STATED PROBLEM> Report how many lines contain "ascension". The answer is a single number.

[Start RAW RECORDS]

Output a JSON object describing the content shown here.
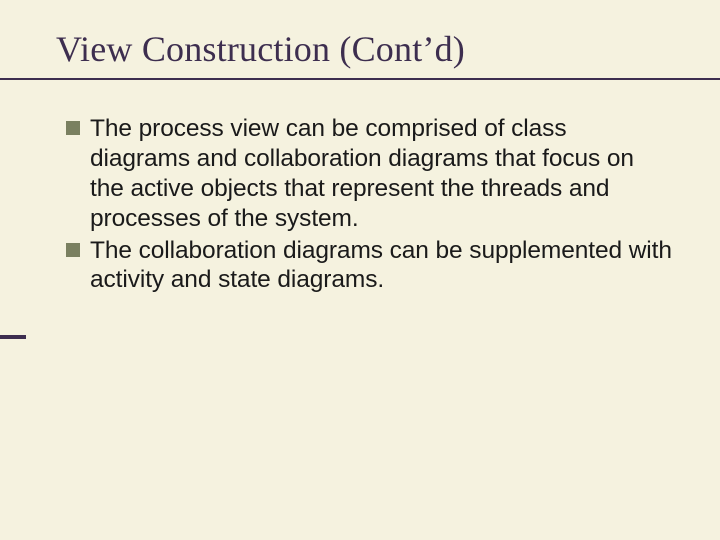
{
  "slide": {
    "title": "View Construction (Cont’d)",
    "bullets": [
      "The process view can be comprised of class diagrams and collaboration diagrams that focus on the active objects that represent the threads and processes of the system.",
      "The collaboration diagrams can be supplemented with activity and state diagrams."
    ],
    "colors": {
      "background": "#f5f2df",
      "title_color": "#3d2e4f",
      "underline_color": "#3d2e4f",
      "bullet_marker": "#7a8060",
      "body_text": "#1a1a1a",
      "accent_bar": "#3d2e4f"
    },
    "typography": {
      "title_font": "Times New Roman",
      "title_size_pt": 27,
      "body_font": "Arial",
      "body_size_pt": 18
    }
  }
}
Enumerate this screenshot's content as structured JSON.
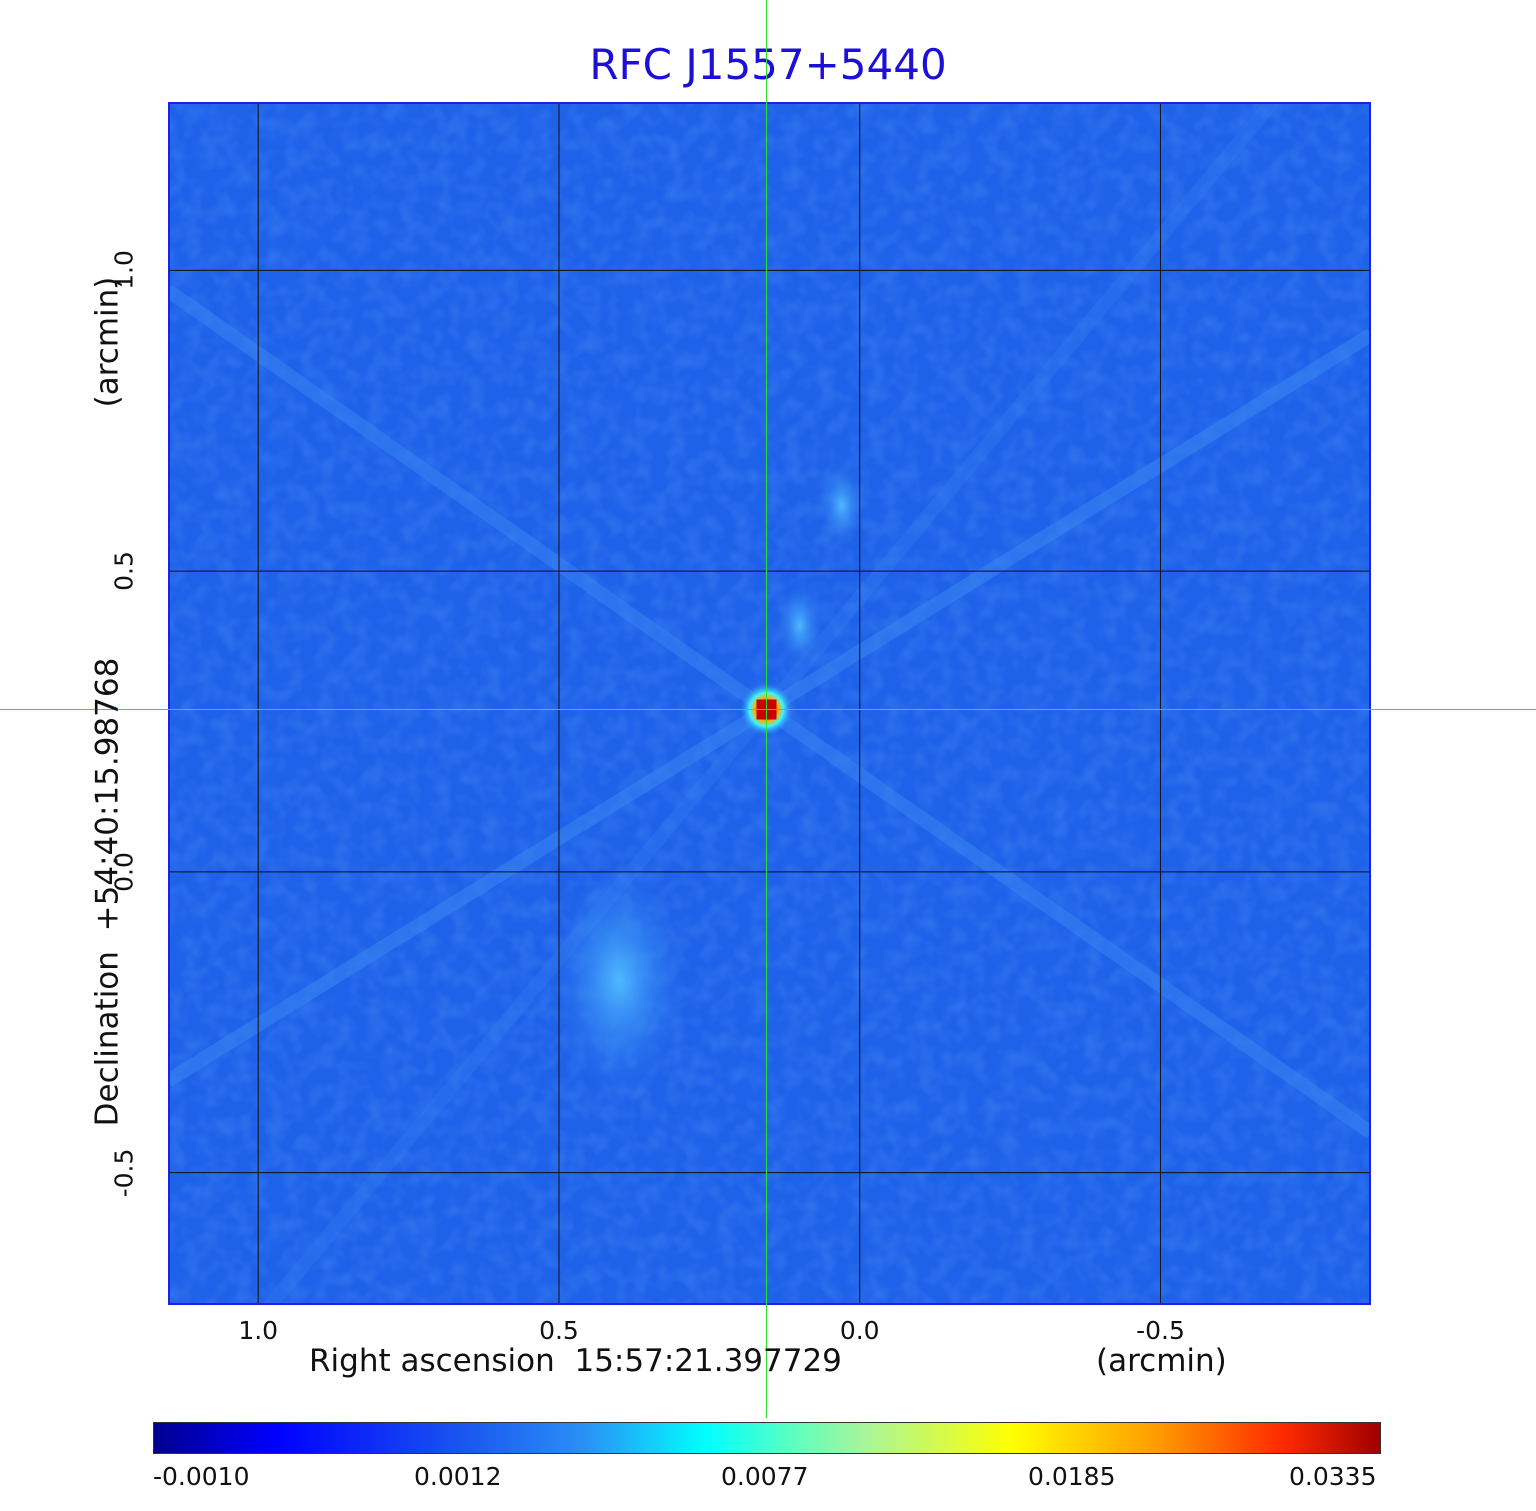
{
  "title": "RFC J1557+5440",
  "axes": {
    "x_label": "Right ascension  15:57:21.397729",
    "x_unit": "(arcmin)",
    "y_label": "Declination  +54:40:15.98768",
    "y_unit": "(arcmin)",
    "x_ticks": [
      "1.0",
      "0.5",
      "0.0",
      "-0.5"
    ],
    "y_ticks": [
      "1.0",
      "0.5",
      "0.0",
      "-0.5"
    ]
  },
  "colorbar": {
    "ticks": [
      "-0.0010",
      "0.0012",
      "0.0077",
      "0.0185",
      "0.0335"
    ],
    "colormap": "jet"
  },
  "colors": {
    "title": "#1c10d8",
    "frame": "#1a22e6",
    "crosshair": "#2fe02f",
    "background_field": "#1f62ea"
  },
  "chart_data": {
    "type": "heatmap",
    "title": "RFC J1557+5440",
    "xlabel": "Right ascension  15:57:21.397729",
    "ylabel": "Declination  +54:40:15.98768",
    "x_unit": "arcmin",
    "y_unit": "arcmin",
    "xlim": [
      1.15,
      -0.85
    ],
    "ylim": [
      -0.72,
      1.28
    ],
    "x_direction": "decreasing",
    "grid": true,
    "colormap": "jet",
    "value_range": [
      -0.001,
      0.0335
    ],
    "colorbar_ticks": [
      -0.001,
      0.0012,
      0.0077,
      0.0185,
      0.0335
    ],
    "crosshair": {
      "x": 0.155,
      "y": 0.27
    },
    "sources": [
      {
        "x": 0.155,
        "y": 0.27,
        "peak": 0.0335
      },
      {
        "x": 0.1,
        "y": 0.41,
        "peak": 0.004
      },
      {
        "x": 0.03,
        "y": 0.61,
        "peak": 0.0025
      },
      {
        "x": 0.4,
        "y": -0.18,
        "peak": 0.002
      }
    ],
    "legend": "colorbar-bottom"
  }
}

[End RAW RECORDS]

WORKED SOLUTION> 2